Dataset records

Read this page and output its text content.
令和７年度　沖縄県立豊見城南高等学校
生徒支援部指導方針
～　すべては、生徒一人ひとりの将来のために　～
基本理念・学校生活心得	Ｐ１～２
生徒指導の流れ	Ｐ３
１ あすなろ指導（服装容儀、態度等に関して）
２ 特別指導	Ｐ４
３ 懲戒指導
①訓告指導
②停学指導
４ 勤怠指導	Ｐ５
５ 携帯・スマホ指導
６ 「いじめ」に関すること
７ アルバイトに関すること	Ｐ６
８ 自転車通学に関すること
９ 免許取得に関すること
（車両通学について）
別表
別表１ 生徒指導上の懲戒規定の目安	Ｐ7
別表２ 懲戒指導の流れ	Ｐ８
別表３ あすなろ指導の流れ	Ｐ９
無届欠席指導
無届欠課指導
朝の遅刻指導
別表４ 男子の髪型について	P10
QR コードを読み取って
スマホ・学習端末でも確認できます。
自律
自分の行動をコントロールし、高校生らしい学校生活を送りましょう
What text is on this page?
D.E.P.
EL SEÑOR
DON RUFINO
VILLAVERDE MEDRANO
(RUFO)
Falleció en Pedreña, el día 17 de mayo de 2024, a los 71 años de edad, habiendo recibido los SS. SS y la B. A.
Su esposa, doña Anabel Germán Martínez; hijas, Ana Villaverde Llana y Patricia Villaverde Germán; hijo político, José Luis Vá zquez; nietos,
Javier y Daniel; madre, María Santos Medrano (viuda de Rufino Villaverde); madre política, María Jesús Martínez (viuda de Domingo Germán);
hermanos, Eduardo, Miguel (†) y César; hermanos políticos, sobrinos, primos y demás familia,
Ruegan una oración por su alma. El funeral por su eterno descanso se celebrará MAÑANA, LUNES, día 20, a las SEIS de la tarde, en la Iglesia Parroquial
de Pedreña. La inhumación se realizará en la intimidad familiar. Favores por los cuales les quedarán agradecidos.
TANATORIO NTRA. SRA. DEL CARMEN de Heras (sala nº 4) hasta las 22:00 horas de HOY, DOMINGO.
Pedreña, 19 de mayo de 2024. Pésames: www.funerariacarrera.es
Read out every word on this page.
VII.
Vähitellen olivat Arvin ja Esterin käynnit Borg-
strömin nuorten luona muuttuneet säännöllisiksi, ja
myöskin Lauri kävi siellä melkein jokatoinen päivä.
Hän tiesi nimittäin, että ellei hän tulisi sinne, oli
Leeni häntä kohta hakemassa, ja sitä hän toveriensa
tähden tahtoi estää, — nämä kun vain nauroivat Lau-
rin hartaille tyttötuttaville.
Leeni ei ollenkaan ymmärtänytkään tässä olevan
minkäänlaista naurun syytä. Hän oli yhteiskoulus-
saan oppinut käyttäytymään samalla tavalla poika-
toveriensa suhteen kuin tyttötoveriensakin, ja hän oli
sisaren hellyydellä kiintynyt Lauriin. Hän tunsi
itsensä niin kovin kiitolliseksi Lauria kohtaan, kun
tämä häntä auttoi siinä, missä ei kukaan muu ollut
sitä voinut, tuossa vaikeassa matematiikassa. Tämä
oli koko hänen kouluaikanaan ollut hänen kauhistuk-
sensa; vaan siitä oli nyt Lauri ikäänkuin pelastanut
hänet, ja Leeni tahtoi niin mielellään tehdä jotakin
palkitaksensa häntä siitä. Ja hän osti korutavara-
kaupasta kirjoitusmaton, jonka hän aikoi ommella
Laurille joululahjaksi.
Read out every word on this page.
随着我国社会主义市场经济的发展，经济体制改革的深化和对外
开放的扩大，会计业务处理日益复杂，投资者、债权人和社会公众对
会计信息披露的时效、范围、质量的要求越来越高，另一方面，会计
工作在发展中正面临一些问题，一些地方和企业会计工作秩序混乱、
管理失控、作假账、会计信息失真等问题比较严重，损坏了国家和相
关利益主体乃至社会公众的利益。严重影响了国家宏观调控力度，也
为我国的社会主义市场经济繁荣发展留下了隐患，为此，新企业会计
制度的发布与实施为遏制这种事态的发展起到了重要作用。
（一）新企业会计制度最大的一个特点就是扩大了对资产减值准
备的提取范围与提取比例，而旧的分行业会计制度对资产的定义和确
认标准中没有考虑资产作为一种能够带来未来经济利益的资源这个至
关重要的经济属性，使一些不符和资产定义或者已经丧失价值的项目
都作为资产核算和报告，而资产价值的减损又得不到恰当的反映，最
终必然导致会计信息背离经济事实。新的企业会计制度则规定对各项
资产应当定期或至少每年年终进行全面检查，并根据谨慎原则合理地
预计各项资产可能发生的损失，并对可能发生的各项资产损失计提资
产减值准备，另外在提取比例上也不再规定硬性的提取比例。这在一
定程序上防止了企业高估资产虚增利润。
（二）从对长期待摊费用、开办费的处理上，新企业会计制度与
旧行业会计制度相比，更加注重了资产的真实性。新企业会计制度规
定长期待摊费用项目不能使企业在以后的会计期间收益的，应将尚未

EXERCISE AIM |
Extract every line above exactly as it stands.

THE SOLUTION |
Read this page and output its text content.
令和７年度　沖縄県立豊見城南高等学校
生徒支援部指導方針
～　すべては、生徒一人ひとりの将来のために　～
基本理念・学校生活心得	Ｐ１～２
生徒指導の流れ	Ｐ３
１ あすなろ指導（服装容儀、態度等に関して）
２ 特別指導	Ｐ４
３ 懲戒指導
①訓告指導
②停学指導
４ 勤怠指導	Ｐ５
５ 携帯・スマホ指導
６ 「いじめ」に関すること
７ アルバイトに関すること	Ｐ６
８ 自転車通学に関すること
９ 免許取得に関すること
（車両通学について）
別表
別表１ 生徒指導上の懲戒規定の目安	Ｐ7
別表２ 懲戒指導の流れ	Ｐ８
別表３ あすなろ指導の流れ	Ｐ９
無届欠席指導
無届欠課指導
朝の遅刻指導
別表４ 男子の髪型について	P10
QR コードを読み取って
スマホ・学習端末でも確認できます。
自律
自分の行動をコントロールし、高校生らしい学校生活を送りましょう
What text is on this page?
D.E.P.
EL SEÑOR
DON RUFINO
VILLAVERDE MEDRANO
(RUFO)
Falleció en Pedreña, el día 17 de mayo de 2024, a los 71 años de edad, habiendo recibido los SS. SS y la B. A.
Su esposa, doña Anabel Germán Martínez; hijas, Ana Villaverde Llana y Patricia Villaverde Germán; hijo político, José Luis Vá zquez; nietos,
Javier y Daniel; madre, María Santos Medrano (viuda de Rufino Villaverde); madre política, María Jesús Martínez (viuda de Domingo Germán);
hermanos, Eduardo, Miguel (†) y César; hermanos políticos, sobrinos, primos y demás familia,
Ruegan una oración por su alma. El funeral por su eterno descanso se celebrará MAÑANA, LUNES, día 20, a las SEIS de la tarde, en la Iglesia Parroquial
de Pedreña. La inhumación se realizará en la intimidad familiar. Favores por los cuales les quedarán agradecidos.
TANATORIO NTRA. SRA. DEL CARMEN de Heras (sala nº 4) hasta las 22:00 horas de HOY, DOMINGO.
Pedreña, 19 de mayo de 2024. Pésames: www.funerariacarrera.es
Read out every word on this page.
VII.
Vähitellen olivat Arvin ja Esterin käynnit Borg-
strömin nuorten luona muuttuneet säännöllisiksi, ja
myöskin Lauri kävi siellä melkein jokatoinen päivä.
Hän tiesi nimittäin, että ellei hän tulisi sinne, oli
Leeni häntä kohta hakemassa, ja sitä hän toveriensa
tähden tahtoi estää, — nämä kun vain nauroivat Lau-
rin hartaille tyttötuttaville.
Leeni ei ollenkaan ymmärtänytkään tässä olevan
minkäänlaista naurun syytä. Hän oli yhteiskoulus-
saan oppinut käyttäytymään samalla tavalla poika-
toveriensa suhteen kuin tyttötoveriensakin, ja hän oli
sisaren hellyydellä kiintynyt Lauriin. Hän tunsi
itsensä niin kovin kiitolliseksi Lauria kohtaan, kun
tämä häntä auttoi siinä, missä ei kukaan muu ollut
sitä voinut, tuossa vaikeassa matematiikassa. Tämä
oli koko hänen kouluaikanaan ollut hänen kauhistuk-
sensa; vaan siitä oli nyt Lauri ikäänkuin pelastanut
hänet, ja Leeni tahtoi niin mielellään tehdä jotakin
palkitaksensa häntä siitä. Ja hän osti korutavara-
kaupasta kirjoitusmaton, jonka hän aikoi ommella
Laurille joululahjaksi.
Read out every word on this page.
随着我国社会主义市场经济的发展，经济体制改革的深化和对外
开放的扩大，会计业务处理日益复杂，投资者、债权人和社会公众对
会计信息披露的时效、范围、质量的要求越来越高，另一方面，会计
工作在发展中正面临一些问题，一些地方和企业会计工作秩序混乱、
管理失控、作假账、会计信息失真等问题比较严重，损坏了国家和相
关利益主体乃至社会公众的利益。严重影响了国家宏观调控力度，也
为我国的社会主义市场经济繁荣发展留下了隐患，为此，新企业会计
制度的发布与实施为遏制这种事态的发展起到了重要作用。
（一）新企业会计制度最大的一个特点就是扩大了对资产减值准
备的提取范围与提取比例，而旧的分行业会计制度对资产的定义和确
认标准中没有考虑资产作为一种能够带来未来经济利益的资源这个至
关重要的经济属性，使一些不符和资产定义或者已经丧失价值的项目
都作为资产核算和报告，而资产价值的减损又得不到恰当的反映，最
终必然导致会计信息背离经济事实。新的企业会计制度则规定对各项
资产应当定期或至少每年年终进行全面检查，并根据谨慎原则合理地
预计各项资产可能发生的损失，并对可能发生的各项资产损失计提资
产减值准备，另外在提取比例上也不再规定硬性的提取比例。这在一
定程序上防止了企业高估资产虚增利润。
（二）从对长期待摊费用、开办费的处理上，新企业会计制度与
旧行业会计制度相比，更加注重了资产的真实性。新企业会计制度规
定长期待摊费用项目不能使企业在以后的会计期间收益的，应将尚未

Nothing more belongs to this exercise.